## Aim of the task
Please copy every line of the records below that holds the word "hoạt".

____ Extracted material

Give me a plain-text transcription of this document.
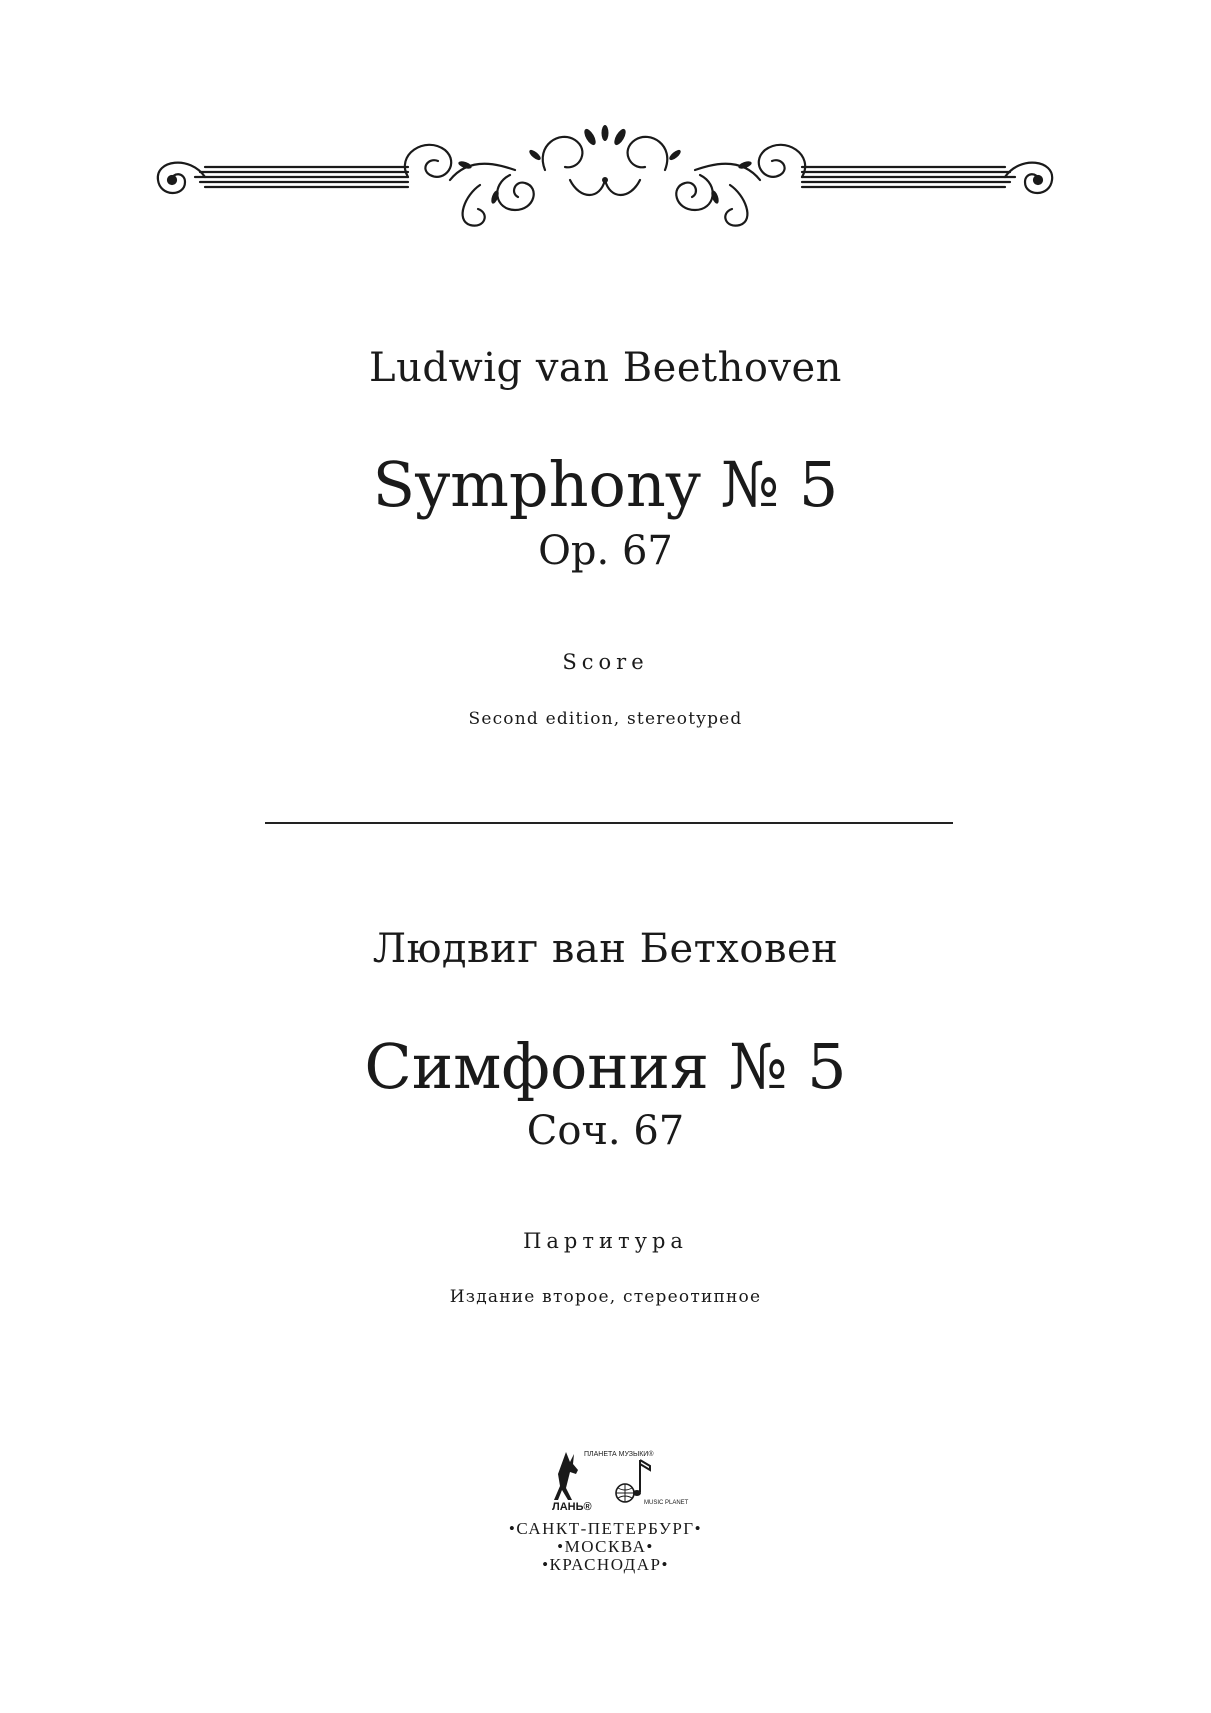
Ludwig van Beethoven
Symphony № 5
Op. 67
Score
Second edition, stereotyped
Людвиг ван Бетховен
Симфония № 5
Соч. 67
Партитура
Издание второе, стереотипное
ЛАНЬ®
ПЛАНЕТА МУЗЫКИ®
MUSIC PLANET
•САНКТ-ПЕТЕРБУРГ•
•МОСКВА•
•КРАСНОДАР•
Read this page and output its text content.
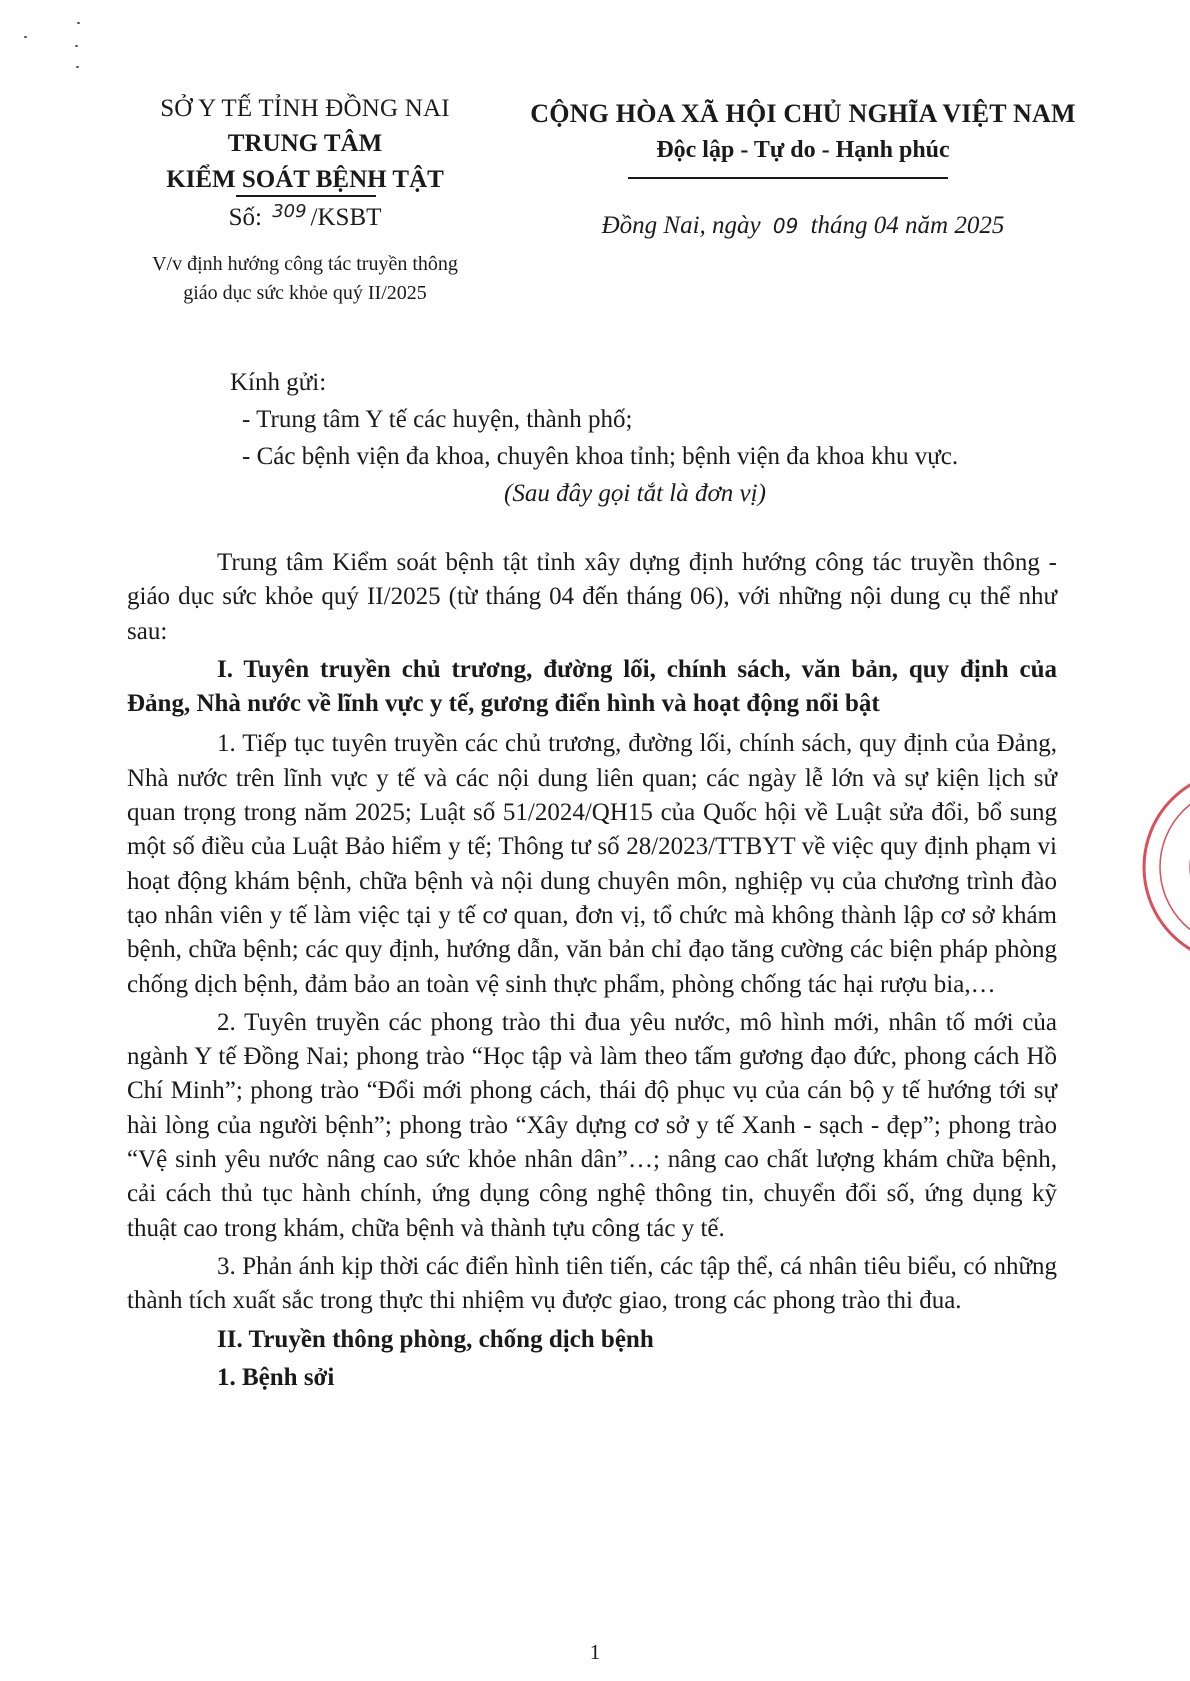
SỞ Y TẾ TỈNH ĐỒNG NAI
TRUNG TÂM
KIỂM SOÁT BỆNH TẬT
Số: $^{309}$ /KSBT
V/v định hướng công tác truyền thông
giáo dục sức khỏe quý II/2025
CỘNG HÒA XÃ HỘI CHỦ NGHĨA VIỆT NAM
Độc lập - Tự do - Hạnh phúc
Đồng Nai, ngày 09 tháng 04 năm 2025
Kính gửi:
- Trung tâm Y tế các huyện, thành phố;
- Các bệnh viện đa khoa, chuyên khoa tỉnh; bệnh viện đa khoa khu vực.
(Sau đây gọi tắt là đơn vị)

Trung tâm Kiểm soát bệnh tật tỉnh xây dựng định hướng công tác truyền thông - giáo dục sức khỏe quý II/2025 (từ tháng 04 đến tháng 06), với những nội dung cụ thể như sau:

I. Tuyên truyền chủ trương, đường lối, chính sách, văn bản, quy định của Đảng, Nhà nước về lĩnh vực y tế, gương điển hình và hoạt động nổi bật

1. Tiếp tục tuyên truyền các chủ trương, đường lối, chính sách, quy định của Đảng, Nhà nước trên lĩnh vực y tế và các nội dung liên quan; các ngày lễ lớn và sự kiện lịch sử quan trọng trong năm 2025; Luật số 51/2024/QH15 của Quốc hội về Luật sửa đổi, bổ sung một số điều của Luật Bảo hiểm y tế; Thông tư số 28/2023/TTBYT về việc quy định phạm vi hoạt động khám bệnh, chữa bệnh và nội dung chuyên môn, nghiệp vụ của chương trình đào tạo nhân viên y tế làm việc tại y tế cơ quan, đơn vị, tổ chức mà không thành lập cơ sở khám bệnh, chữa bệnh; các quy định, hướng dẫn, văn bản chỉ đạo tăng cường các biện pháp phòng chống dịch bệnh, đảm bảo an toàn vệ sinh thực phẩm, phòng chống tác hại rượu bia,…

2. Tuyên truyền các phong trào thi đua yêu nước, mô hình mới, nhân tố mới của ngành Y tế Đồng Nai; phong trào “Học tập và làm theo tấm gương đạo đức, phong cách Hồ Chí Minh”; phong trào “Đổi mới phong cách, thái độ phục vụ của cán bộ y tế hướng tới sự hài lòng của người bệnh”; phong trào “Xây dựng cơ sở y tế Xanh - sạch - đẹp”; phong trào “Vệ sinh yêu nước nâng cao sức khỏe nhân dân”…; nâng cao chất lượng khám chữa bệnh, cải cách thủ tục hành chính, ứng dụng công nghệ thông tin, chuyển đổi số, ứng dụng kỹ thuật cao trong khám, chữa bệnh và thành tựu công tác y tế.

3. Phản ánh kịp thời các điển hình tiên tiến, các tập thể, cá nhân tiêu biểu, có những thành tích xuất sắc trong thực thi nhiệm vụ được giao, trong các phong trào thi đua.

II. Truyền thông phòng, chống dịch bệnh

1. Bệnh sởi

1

________

## Result of this task
I. Tuyên truyền chủ trương, đường lối, chính sách, văn bản, quy định của Đảng, Nhà nước về lĩnh vực y tế, gương điển hình và hoạt động nổi bật
1. Tiếp tục tuyên truyền các chủ trương, đường lối, chính sách, quy định của Đảng, Nhà nước trên lĩnh vực y tế và các nội dung liên quan; các ngày lễ lớn và sự kiện lịch sử quan trọng trong năm 2025; Luật số 51/2024/QH15 của Quốc hội về Luật sửa đổi, bổ sung một số điều của Luật Bảo hiểm y tế; Thông tư số 28/2023/TTBYT về việc quy định phạm vi hoạt động khám bệnh, chữa bệnh và nội dung chuyên môn, nghiệp vụ của chương trình đào tạo nhân viên y tế làm việc tại y tế cơ quan, đơn vị, tổ chức mà không thành lập cơ sở khám bệnh, chữa bệnh; các quy định, hướng dẫn, văn bản chỉ đạo tăng cường các biện pháp phòng chống dịch bệnh, đảm bảo an toàn vệ sinh thực phẩm, phòng chống tác hại rượu bia,…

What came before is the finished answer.